Work instructions: Look for the word "name" in the entries below, then copy every line that has it.
____ Dataset rows
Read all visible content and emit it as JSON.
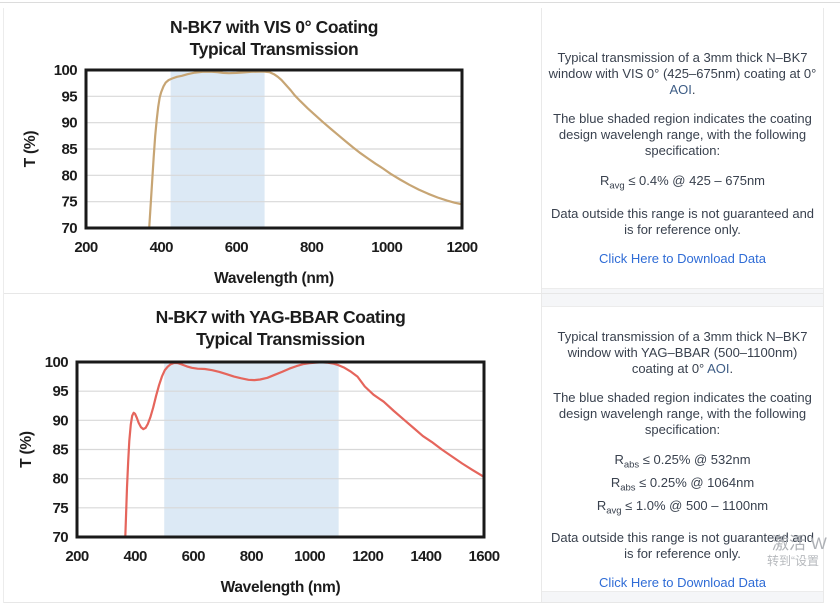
{
  "overlay": {
    "watermark_line1": "激活 W",
    "watermark_line2": "转到“设置"
  },
  "panels": [
    {
      "description": {
        "intro_text": "Typical transmission of a 3mm thick N–BK7 window with VIS 0° (425–675nm) coating at 0° ",
        "intro_aoi": "AOI",
        "intro_period": ".",
        "shaded_note": "The blue shaded region indicates the coating design wavelengh range, with the following specification:",
        "disclaimer": "Data outside this range is not guaranteed and is for reference only."
      },
      "specs": [
        {
          "symbol": "R",
          "sub": "avg",
          "text": " ≤ 0.4% @ 425 – 675nm"
        }
      ],
      "download_link": "Click Here to Download Data"
    },
    {
      "description": {
        "intro_text": "Typical transmission of a 3mm thick N–BK7 window with YAG–BBAR (500–1100nm) coating at 0° ",
        "intro_aoi": "AOI",
        "intro_period": ".",
        "shaded_note": "The blue shaded region indicates the coating design wavelengh range, with the following specification:",
        "disclaimer": "Data outside this range is not guaranteed and is for reference only."
      },
      "specs": [
        {
          "symbol": "R",
          "sub": "abs",
          "text": " ≤ 0.25% @ 532nm"
        },
        {
          "symbol": "R",
          "sub": "abs",
          "text": " ≤ 0.25% @ 1064nm"
        },
        {
          "symbol": "R",
          "sub": "avg",
          "text": " ≤ 1.0% @ 500 – 1100nm"
        }
      ],
      "download_link": "Click Here to Download Data"
    }
  ],
  "chart_data": [
    {
      "type": "line",
      "title_lines": [
        "N-BK7 with VIS 0° Coating",
        "Typical Transmission"
      ],
      "xlabel": "Wavelength (nm)",
      "ylabel": "T (%)",
      "xlim": [
        200,
        1200
      ],
      "ylim": [
        70,
        100
      ],
      "xticks": [
        200,
        400,
        600,
        800,
        1000,
        1200
      ],
      "yticks": [
        70,
        75,
        80,
        85,
        90,
        95,
        100
      ],
      "grid": true,
      "shaded_region": {
        "x0": 425,
        "x1": 675,
        "color": "#dce9f5"
      },
      "line_color": "#c7a574",
      "series": [
        {
          "name": "Transmission",
          "x": [
            368,
            372,
            376,
            380,
            384,
            388,
            392,
            396,
            400,
            406,
            412,
            420,
            430,
            442,
            455,
            470,
            490,
            510,
            530,
            550,
            565,
            580,
            600,
            620,
            640,
            660,
            675,
            688,
            700,
            710,
            720,
            730,
            745,
            755,
            770,
            790,
            810,
            830,
            850,
            870,
            890,
            910,
            930,
            950,
            970,
            990,
            1010,
            1035,
            1060,
            1085,
            1110,
            1135,
            1160,
            1180,
            1200
          ],
          "y": [
            70,
            74.5,
            79,
            83.5,
            87.5,
            90.5,
            93,
            94.8,
            95.8,
            96.9,
            97.6,
            98.1,
            98.4,
            98.7,
            98.9,
            99.2,
            99.5,
            99.65,
            99.7,
            99.6,
            99.45,
            99.4,
            99.45,
            99.55,
            99.65,
            99.7,
            99.7,
            99.6,
            99.2,
            98.7,
            98.1,
            97.3,
            96.1,
            95.2,
            94.1,
            92.7,
            91.4,
            90.1,
            88.9,
            87.7,
            86.5,
            85.3,
            84.2,
            83.2,
            82.2,
            81.3,
            80.3,
            79.2,
            78.2,
            77.3,
            76.5,
            75.8,
            75.2,
            74.8,
            74.5
          ]
        }
      ]
    },
    {
      "type": "line",
      "title_lines": [
        "N-BK7 with YAG-BBAR Coating",
        "Typical Transmission"
      ],
      "xlabel": "Wavelength (nm)",
      "ylabel": "T (%)",
      "xlim": [
        200,
        1600
      ],
      "ylim": [
        70,
        100
      ],
      "xticks": [
        200,
        400,
        600,
        800,
        1000,
        1200,
        1400,
        1600
      ],
      "yticks": [
        70,
        75,
        80,
        85,
        90,
        95,
        100
      ],
      "grid": true,
      "shaded_region": {
        "x0": 500,
        "x1": 1100,
        "color": "#dce9f5"
      },
      "line_color": "#e5655c",
      "series": [
        {
          "name": "Transmission",
          "x": [
            366,
            369,
            372,
            376,
            380,
            385,
            390,
            395,
            400,
            406,
            412,
            420,
            428,
            436,
            444,
            452,
            462,
            472,
            482,
            492,
            502,
            512,
            522,
            535,
            548,
            562,
            578,
            595,
            615,
            640,
            665,
            690,
            715,
            740,
            765,
            790,
            810,
            830,
            855,
            880,
            905,
            930,
            955,
            980,
            1000,
            1020,
            1040,
            1060,
            1080,
            1100,
            1120,
            1140,
            1165,
            1190,
            1220,
            1255,
            1290,
            1325,
            1360,
            1390,
            1420,
            1455,
            1490,
            1525,
            1560,
            1600
          ],
          "y": [
            70,
            74,
            78.5,
            83,
            86.5,
            89.3,
            90.8,
            91.3,
            91.1,
            90.4,
            89.6,
            88.8,
            88.5,
            88.7,
            89.4,
            90.5,
            92.2,
            94.2,
            96,
            97.5,
            98.6,
            99.2,
            99.6,
            99.85,
            99.8,
            99.55,
            99.25,
            99,
            98.85,
            98.8,
            98.6,
            98.3,
            97.9,
            97.5,
            97.2,
            96.95,
            96.9,
            97,
            97.3,
            97.8,
            98.3,
            98.85,
            99.3,
            99.65,
            99.8,
            99.9,
            99.95,
            99.9,
            99.75,
            99.45,
            99,
            98.4,
            97.5,
            95.8,
            94.4,
            93.2,
            91.6,
            90.1,
            88.6,
            87.3,
            86.3,
            85,
            83.8,
            82.6,
            81.5,
            80.3
          ]
        }
      ]
    }
  ]
}
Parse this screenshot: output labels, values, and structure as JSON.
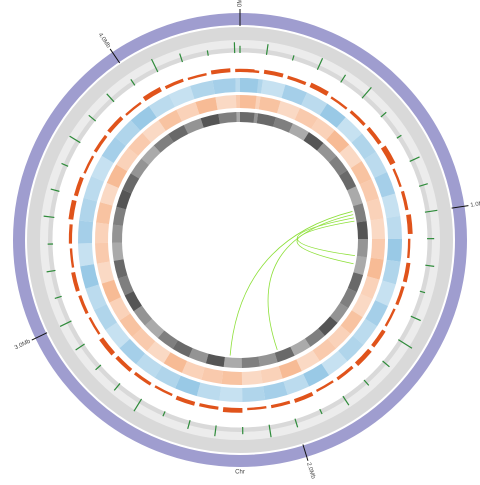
{
  "chart_data": {
    "type": "circos",
    "chromosome_label": "Chr",
    "xlim": [
      0,
      4.42
    ],
    "xticks": [
      {
        "value": 0,
        "label": "0Mb"
      },
      {
        "value": 1,
        "label": "1.0Mb"
      },
      {
        "value": 2,
        "label": "2.0Mb"
      },
      {
        "value": 3,
        "label": "3.0Mb"
      },
      {
        "value": 4,
        "label": "4.0Mb"
      }
    ],
    "ring_color": "#9f9dcf",
    "ylim": [
      0,
      1
    ],
    "x": [
      0,
      0.1,
      0.2,
      0.3,
      0.4,
      0.5,
      0.6,
      0.7,
      0.8,
      0.9,
      1.0,
      1.1,
      1.2,
      1.3,
      1.4,
      1.5,
      1.6,
      1.7,
      1.8,
      1.9,
      2.0,
      2.1,
      2.2,
      2.3,
      2.4,
      2.5,
      2.6,
      2.7,
      2.8,
      2.9,
      3.0,
      3.1,
      3.2,
      3.3,
      3.4,
      3.5,
      3.6,
      3.7,
      3.8,
      3.9,
      4.0,
      4.1,
      4.2,
      4.3,
      4.4
    ],
    "series": [
      {
        "color": "#2e8b3a",
        "values": [
          0.4,
          0.6,
          0.3,
          0.7,
          0.5,
          0.8,
          0.4,
          0.3,
          0.6,
          0.5,
          0.7,
          0.4,
          0.5,
          0.3,
          0.6,
          0.9,
          0.5,
          0.4,
          0.6,
          0.3,
          0.5,
          0.7,
          0.4,
          0.6,
          0.5,
          0.3,
          0.8,
          0.5,
          0.4,
          0.6,
          0.7,
          0.4,
          0.5,
          0.3,
          0.6,
          0.5,
          0.4,
          0.7,
          0.5,
          0.6,
          0.4,
          0.8,
          0.5,
          0.3,
          0.6
        ]
      },
      {
        "color": "#e0531b",
        "values": [
          0.3,
          0.5,
          0.4,
          0.6,
          0.3,
          0.4,
          0.5,
          0.7,
          0.3,
          0.4,
          0.6,
          0.3,
          0.5,
          0.4,
          0.3,
          0.5,
          0.6,
          0.4,
          0.3,
          0.5,
          0.4,
          0.3,
          0.6,
          0.4,
          0.5,
          0.3,
          0.4,
          0.5,
          0.6,
          0.3,
          0.4,
          0.5,
          0.3,
          0.4,
          0.6,
          0.5,
          0.3,
          0.4,
          0.5,
          0.3,
          0.6,
          0.4,
          0.3,
          0.5,
          0.4
        ]
      },
      {
        "color": "#8ec3e3",
        "values": [
          0.7,
          0.5,
          0.8,
          0.6,
          0.9,
          0.5,
          0.7,
          0.6,
          0.8,
          0.5,
          0.6,
          0.9,
          0.7,
          0.5,
          0.8,
          0.6,
          0.7,
          0.5,
          0.9,
          0.6,
          0.8,
          0.7,
          0.5,
          0.6,
          0.9,
          0.7,
          0.6,
          0.8,
          0.5,
          0.7,
          0.6,
          0.9,
          0.5,
          0.8,
          0.7,
          0.6,
          0.5,
          0.8,
          0.7,
          0.9,
          0.6,
          0.5,
          0.7,
          0.8,
          0.6
        ]
      },
      {
        "color": "#f6b48a",
        "values": [
          0.6,
          0.8,
          0.5,
          0.7,
          0.6,
          0.9,
          0.5,
          0.8,
          0.7,
          0.6,
          0.5,
          0.7,
          0.9,
          0.6,
          0.5,
          0.8,
          0.6,
          0.7,
          0.5,
          0.9,
          0.6,
          0.5,
          0.8,
          0.7,
          0.6,
          0.9,
          0.5,
          0.7,
          0.8,
          0.6,
          0.9,
          0.5,
          0.7,
          0.6,
          0.8,
          0.5,
          0.9,
          0.6,
          0.7,
          0.5,
          0.8,
          0.6,
          0.9,
          0.5,
          0.7
        ]
      },
      {
        "color": "#2a2a2a",
        "values": [
          0.5,
          0.7,
          0.6,
          0.4,
          0.8,
          0.5,
          0.6,
          0.7,
          0.4,
          0.6,
          0.8,
          0.5,
          0.4,
          0.7,
          0.6,
          0.5,
          0.8,
          0.6,
          0.4,
          0.7,
          0.5,
          0.6,
          0.4,
          0.8,
          0.5,
          0.7,
          0.6,
          0.4,
          0.5,
          0.8,
          0.6,
          0.7,
          0.4,
          0.5,
          0.6,
          0.8,
          0.7,
          0.5,
          0.4,
          0.6,
          0.7,
          0.5,
          0.8,
          0.6,
          0.4
        ]
      }
    ],
    "link_color": "#8ee03a",
    "links": [
      {
        "source": 0.93,
        "target": 2.27
      },
      {
        "source": 0.95,
        "target": 1.98
      },
      {
        "source": 0.97,
        "target": 1.2
      },
      {
        "source": 0.99,
        "target": 1.25
      }
    ]
  }
}
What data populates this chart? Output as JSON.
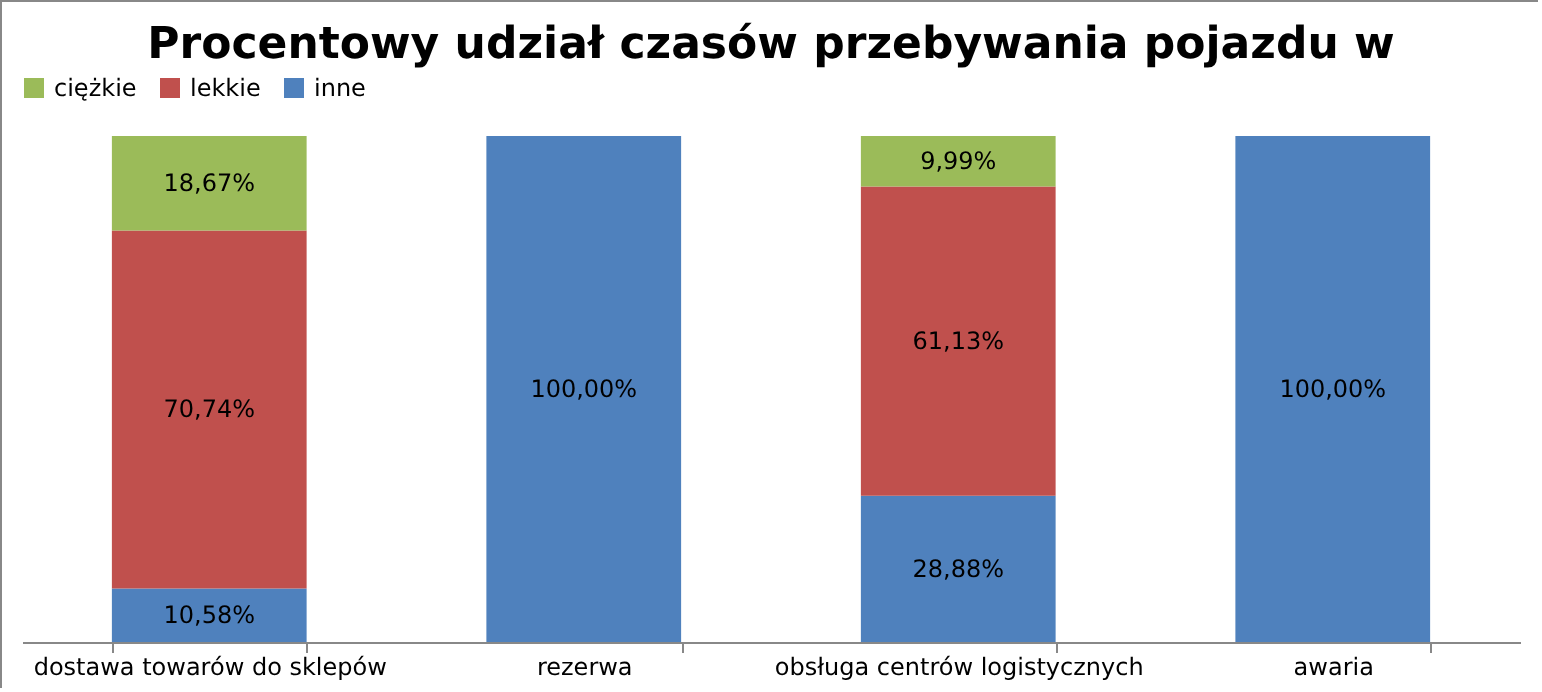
{
  "chart_data": {
    "type": "bar",
    "stacked": true,
    "title": "Procentowy udział czasów przebywania pojazdu w",
    "categories": [
      "dostawa towarów do sklepów",
      "rezerwa",
      "obsługa centrów logistycznych",
      "awaria"
    ],
    "series": [
      {
        "name": "inne",
        "color": "#4f81bd",
        "values": [
          10.58,
          100,
          28.88,
          100
        ],
        "value_labels": [
          "10,58%",
          "100,00%",
          "28,88%",
          "100,00%"
        ]
      },
      {
        "name": "lekkie",
        "color": "#c0504d",
        "values": [
          70.74,
          null,
          61.13,
          null
        ],
        "value_labels": [
          "70,74%",
          null,
          "61,13%",
          null
        ]
      },
      {
        "name": "ciężkie",
        "color": "#9bbb59",
        "values": [
          18.67,
          null,
          9.99,
          null
        ],
        "value_labels": [
          "18,67%",
          null,
          "9,99%",
          null
        ]
      }
    ],
    "legend": "top",
    "grid": false
  }
}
________
Task answer:
          "name": "Transmission",
          "name": "Transmission",
        "name": "inne",
        "name": "lekkie",
        "name": "ciężkie",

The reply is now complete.